── Excerpted data ──

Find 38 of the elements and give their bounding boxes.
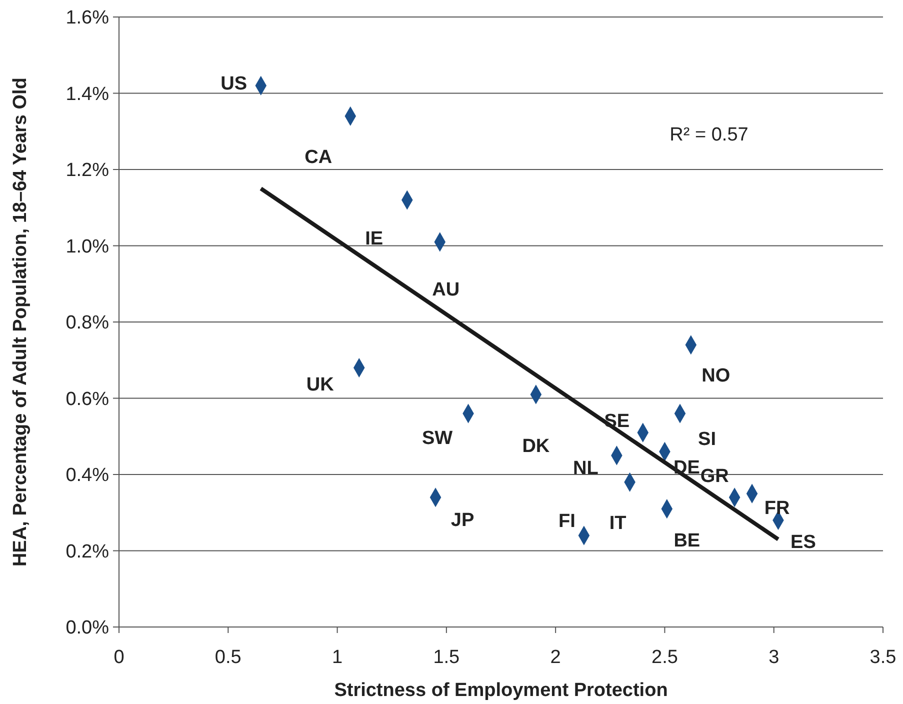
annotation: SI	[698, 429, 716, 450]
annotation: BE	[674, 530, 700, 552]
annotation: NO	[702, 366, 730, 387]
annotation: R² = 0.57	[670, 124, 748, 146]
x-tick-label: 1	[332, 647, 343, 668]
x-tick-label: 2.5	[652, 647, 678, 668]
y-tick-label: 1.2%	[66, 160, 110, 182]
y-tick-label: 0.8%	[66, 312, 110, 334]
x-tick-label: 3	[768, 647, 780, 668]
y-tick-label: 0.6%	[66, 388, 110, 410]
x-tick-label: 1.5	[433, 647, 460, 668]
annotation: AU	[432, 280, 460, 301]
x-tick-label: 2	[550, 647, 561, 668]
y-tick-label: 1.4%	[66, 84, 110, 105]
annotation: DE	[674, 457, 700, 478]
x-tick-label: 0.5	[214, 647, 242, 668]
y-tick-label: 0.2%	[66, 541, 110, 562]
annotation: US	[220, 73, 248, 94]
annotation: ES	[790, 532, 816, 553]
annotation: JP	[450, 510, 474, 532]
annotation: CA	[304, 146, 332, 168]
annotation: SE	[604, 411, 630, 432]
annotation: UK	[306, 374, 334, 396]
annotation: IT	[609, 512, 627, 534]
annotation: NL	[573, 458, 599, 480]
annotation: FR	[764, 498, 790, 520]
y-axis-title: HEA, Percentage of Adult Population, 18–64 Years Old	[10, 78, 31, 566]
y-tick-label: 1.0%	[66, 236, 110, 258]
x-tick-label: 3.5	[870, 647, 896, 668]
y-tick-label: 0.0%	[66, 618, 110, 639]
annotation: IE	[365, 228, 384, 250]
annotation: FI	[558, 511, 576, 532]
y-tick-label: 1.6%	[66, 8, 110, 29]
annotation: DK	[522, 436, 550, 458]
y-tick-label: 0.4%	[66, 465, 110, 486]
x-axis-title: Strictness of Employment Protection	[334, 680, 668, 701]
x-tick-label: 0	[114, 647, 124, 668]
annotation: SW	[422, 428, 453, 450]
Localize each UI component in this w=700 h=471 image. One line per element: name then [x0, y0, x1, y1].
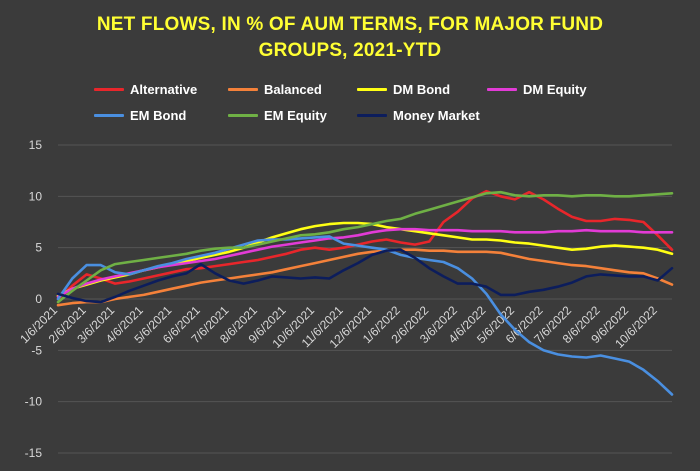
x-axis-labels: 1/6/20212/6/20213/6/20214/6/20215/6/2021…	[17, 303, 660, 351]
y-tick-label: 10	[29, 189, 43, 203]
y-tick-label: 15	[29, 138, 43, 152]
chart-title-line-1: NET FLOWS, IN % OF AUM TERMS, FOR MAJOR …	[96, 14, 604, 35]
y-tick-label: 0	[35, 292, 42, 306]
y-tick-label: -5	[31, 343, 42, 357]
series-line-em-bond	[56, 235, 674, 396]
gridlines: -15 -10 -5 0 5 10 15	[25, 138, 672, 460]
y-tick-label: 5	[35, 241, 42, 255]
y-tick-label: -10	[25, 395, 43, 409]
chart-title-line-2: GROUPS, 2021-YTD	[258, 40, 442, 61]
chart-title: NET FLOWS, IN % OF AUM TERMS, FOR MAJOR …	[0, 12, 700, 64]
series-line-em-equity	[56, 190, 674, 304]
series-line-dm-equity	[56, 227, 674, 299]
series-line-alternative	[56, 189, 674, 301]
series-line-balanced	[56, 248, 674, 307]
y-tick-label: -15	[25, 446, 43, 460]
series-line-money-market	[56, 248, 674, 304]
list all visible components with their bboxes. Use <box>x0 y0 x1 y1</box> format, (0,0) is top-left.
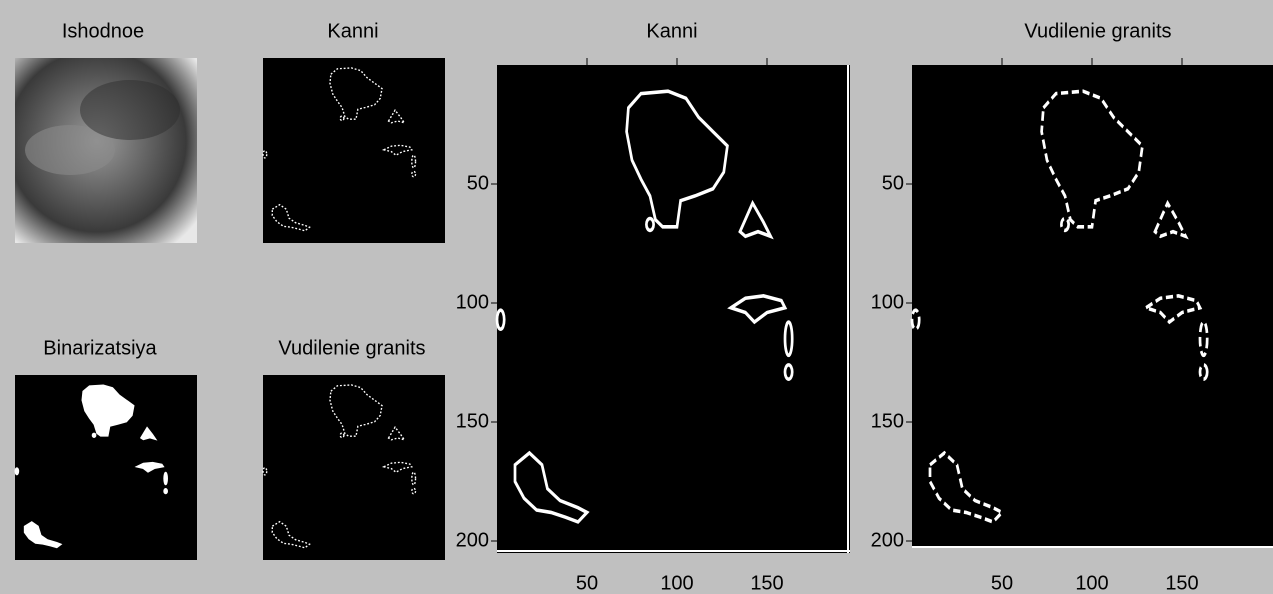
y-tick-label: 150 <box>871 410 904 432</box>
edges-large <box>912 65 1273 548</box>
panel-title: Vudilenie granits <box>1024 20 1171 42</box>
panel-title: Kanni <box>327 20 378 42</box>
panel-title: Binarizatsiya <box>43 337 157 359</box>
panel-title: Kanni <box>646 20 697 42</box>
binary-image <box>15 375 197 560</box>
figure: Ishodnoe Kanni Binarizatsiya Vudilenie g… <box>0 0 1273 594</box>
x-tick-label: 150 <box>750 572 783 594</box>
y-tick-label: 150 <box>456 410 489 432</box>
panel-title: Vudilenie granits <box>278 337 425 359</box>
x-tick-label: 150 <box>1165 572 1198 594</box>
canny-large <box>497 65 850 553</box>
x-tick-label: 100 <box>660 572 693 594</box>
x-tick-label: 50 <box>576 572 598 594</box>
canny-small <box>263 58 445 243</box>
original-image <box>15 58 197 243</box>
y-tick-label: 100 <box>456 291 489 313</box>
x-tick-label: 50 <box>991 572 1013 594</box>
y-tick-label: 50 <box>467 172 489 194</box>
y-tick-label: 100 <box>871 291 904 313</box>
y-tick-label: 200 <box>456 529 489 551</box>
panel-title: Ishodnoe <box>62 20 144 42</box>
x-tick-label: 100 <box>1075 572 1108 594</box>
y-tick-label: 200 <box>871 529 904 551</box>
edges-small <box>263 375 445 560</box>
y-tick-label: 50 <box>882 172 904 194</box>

───
── Excerpted data ──

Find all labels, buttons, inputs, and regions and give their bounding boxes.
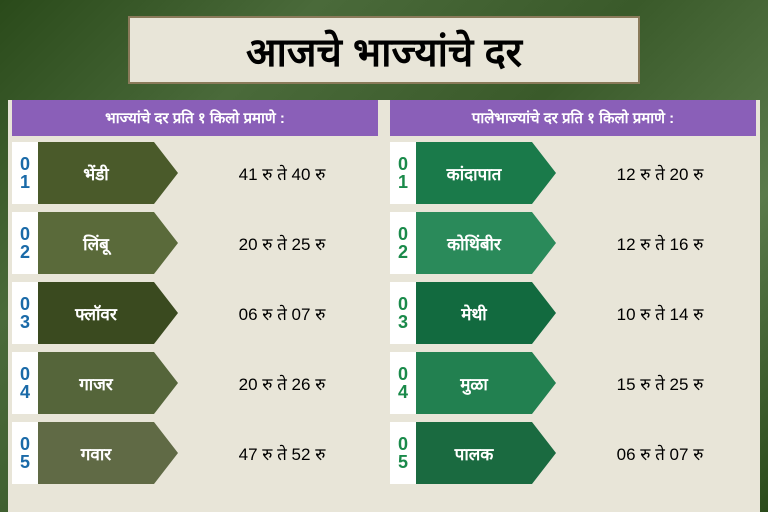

───

**Exercise brief:**
Copy the stretch of items above from the line containing "Localize each UI" through the line containing "chart-title-line-1: NET FLOWS, IN", keeping each line unchanged. Leave out the pictures.

**Written answer:**
Localize each UI component in this w=700 h=471 image. One line per element: name then [x0, y0, x1, y1].
x-axis-labels: 1/6/20212/6/20213/6/20214/6/20215/6/2021…	[17, 303, 660, 351]
y-tick-label: 10	[29, 189, 43, 203]
y-tick-label: 15	[29, 138, 43, 152]
chart-title-line-1: NET FLOWS, IN % OF AUM TERMS, FOR MAJOR …	[96, 14, 604, 35]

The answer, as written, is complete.